**WRITTEN EXERCISE**
Locate the line that contains "What does this", then copy it and all later lines of the data below exactly, through the last one.

**RECORDS TO PROCESS**
* * *

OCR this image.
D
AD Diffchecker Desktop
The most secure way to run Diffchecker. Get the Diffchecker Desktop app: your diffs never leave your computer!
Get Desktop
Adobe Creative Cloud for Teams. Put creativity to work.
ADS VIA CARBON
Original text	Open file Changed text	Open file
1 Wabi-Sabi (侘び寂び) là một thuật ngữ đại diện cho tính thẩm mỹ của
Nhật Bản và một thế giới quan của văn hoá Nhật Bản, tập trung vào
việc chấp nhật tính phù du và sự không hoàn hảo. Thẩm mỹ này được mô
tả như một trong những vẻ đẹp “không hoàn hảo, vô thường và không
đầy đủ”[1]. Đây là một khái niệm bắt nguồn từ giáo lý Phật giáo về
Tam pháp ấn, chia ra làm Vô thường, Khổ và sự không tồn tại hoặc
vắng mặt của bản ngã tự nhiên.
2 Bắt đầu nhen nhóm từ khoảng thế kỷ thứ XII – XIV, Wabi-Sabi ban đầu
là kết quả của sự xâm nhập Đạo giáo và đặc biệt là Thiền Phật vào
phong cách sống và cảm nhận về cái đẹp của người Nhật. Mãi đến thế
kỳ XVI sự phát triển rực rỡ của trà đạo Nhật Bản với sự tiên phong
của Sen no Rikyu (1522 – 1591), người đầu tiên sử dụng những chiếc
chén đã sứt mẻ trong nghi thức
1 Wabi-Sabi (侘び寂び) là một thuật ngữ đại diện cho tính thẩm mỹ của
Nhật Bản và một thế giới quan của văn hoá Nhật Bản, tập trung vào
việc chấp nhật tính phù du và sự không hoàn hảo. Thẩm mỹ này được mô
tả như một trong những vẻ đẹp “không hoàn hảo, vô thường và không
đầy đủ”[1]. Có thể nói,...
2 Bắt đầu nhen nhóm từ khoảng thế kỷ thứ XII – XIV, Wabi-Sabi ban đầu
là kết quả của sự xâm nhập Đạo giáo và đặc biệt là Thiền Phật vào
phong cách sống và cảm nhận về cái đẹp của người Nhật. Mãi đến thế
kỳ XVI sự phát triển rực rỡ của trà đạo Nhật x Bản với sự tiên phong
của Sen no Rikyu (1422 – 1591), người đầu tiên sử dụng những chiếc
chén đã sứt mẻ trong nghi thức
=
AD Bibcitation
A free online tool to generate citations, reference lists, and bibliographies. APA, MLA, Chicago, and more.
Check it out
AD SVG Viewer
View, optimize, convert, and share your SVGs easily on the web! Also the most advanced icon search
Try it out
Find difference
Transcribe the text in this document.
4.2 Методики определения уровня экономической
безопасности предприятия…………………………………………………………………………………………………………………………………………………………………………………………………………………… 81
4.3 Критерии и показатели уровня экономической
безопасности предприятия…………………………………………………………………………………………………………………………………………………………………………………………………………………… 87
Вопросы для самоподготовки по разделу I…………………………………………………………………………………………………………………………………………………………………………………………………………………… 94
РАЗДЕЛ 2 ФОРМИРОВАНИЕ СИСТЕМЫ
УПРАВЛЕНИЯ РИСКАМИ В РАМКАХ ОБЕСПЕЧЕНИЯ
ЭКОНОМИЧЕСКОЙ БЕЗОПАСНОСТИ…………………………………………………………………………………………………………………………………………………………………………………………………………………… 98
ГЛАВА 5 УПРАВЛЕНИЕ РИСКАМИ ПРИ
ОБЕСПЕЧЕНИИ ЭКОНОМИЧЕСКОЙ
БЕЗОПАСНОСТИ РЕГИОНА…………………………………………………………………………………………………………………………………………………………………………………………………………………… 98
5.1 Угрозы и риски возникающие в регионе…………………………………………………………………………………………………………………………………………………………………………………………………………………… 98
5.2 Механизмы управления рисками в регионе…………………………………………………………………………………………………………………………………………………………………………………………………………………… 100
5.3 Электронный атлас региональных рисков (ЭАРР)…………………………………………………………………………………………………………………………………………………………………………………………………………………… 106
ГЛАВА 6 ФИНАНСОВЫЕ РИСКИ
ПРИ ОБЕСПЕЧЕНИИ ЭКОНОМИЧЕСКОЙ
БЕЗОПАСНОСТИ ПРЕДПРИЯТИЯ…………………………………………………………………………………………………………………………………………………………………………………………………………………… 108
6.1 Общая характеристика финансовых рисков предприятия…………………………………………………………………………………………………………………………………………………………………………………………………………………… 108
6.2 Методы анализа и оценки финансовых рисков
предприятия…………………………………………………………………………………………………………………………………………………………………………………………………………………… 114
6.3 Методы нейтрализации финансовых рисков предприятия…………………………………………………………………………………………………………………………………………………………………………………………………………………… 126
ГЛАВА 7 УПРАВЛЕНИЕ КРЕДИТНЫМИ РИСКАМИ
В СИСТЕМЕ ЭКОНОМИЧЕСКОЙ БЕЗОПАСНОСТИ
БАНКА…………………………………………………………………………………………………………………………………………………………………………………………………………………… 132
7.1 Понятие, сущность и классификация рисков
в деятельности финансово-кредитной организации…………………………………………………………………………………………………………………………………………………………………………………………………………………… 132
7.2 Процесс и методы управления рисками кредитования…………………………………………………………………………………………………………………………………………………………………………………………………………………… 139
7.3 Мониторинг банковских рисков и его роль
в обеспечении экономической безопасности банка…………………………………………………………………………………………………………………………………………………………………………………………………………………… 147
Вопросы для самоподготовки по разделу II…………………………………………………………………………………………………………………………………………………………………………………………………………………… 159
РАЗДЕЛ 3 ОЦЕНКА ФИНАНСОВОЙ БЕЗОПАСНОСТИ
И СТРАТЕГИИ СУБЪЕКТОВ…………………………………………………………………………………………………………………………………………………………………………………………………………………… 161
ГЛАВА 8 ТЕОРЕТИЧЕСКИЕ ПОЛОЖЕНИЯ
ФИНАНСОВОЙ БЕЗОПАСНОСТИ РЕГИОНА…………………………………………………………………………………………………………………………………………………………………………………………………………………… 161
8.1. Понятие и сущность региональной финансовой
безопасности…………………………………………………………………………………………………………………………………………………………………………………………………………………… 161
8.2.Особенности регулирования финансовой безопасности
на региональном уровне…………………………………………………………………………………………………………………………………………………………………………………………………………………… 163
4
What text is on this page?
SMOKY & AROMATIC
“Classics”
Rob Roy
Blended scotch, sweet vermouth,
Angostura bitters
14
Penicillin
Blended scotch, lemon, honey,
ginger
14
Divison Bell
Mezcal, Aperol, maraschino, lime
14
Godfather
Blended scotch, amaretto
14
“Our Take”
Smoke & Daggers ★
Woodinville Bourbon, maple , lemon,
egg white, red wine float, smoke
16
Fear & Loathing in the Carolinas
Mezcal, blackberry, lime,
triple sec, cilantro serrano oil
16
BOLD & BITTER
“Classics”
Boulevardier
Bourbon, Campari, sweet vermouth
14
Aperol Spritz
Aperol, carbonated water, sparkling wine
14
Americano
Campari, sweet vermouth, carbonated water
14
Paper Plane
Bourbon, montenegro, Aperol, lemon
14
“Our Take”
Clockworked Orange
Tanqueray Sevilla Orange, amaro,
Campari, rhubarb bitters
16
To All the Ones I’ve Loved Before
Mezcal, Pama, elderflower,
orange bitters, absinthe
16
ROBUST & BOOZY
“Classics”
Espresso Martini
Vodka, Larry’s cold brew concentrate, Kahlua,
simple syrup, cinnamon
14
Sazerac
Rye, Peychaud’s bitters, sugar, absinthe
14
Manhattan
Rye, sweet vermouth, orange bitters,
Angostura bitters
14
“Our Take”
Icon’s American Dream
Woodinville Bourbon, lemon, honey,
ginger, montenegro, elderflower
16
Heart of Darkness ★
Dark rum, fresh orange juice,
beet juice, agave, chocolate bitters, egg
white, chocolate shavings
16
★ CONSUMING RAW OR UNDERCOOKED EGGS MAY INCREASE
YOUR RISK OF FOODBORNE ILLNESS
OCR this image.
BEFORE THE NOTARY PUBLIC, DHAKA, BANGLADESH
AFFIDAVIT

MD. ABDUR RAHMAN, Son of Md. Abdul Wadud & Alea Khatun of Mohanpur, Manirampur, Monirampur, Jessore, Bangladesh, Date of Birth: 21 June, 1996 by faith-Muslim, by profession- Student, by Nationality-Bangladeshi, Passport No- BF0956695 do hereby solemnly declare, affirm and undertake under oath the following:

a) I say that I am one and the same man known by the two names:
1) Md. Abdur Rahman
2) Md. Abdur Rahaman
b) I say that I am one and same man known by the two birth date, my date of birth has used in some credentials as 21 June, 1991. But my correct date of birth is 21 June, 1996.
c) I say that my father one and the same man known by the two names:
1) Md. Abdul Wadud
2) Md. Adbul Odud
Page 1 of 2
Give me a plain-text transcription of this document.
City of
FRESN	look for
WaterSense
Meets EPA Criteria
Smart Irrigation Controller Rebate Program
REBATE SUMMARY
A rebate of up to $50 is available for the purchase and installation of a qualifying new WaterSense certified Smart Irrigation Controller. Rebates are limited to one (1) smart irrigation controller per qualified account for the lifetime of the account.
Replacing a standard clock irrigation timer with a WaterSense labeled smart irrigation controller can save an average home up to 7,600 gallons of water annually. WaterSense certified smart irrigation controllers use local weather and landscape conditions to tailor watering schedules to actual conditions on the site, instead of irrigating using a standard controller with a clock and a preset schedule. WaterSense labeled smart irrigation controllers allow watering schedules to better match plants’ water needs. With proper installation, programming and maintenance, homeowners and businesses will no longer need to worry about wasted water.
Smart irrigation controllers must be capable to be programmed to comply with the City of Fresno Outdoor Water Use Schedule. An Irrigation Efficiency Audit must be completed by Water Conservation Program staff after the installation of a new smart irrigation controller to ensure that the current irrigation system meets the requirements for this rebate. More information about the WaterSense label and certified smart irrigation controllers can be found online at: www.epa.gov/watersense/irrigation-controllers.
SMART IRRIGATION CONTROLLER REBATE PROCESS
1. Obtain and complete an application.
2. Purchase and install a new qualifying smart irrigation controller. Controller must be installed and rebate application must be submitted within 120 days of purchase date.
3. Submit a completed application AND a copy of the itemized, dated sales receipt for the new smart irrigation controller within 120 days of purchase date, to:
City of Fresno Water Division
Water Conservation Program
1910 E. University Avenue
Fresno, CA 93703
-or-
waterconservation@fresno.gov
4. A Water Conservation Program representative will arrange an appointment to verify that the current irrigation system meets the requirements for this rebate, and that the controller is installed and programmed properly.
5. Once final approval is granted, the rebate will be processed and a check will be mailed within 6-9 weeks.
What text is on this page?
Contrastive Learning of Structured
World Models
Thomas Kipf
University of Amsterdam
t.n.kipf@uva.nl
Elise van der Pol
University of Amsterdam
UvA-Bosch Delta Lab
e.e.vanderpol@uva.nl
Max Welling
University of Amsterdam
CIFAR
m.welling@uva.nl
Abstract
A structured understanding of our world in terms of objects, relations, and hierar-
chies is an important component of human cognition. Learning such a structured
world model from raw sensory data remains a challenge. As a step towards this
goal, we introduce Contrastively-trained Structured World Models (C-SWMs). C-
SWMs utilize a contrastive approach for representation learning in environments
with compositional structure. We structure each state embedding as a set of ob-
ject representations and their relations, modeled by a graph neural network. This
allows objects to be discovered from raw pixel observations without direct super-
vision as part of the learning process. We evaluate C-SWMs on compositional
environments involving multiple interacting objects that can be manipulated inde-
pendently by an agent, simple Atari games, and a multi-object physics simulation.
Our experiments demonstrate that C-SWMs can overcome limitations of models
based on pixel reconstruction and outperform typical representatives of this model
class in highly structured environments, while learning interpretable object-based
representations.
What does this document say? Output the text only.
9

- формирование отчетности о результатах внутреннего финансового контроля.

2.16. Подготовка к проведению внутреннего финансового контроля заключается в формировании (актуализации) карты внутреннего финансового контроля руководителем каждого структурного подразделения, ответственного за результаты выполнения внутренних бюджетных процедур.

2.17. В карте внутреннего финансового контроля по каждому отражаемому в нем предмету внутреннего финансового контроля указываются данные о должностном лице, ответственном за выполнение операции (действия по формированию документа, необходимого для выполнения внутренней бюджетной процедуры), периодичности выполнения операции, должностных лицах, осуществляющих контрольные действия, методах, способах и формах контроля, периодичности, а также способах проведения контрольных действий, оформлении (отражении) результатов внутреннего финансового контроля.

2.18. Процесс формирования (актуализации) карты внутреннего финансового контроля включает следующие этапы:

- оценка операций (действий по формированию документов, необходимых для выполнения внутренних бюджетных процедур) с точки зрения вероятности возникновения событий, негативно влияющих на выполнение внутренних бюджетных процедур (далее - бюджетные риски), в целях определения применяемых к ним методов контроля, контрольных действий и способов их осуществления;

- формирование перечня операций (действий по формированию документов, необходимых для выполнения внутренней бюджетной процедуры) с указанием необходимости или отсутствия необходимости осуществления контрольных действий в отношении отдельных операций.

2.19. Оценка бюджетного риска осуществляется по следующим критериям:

* * *

**REPLY**
What does this document say? Output the text only.
9

- формирование отчетности о результатах внутреннего финансового контроля.

2.16. Подготовка к проведению внутреннего финансового контроля заключается в формировании (актуализации) карты внутреннего финансового контроля руководителем каждого структурного подразделения, ответственного за результаты выполнения внутренних бюджетных процедур.

2.17. В карте внутреннего финансового контроля по каждому отражаемому в нем предмету внутреннего финансового контроля указываются данные о должностном лице, ответственном за выполнение операции (действия по формированию документа, необходимого для выполнения внутренней бюджетной процедуры), периодичности выполнения операции, должностных лицах, осуществляющих контрольные действия, методах, способах и формах контроля, периодичности, а также способах проведения контрольных действий, оформлении (отражении) результатов внутреннего финансового контроля.

2.18. Процесс формирования (актуализации) карты внутреннего финансового контроля включает следующие этапы:

- оценка операций (действий по формированию документов, необходимых для выполнения внутренних бюджетных процедур) с точки зрения вероятности возникновения событий, негативно влияющих на выполнение внутренних бюджетных процедур (далее - бюджетные риски), в целях определения применяемых к ним методов контроля, контрольных действий и способов их осуществления;

- формирование перечня операций (действий по формированию документов, необходимых для выполнения внутренней бюджетной процедуры) с указанием необходимости или отсутствия необходимости осуществления контрольных действий в отношении отдельных операций.

2.19. Оценка бюджетного риска осуществляется по следующим критериям:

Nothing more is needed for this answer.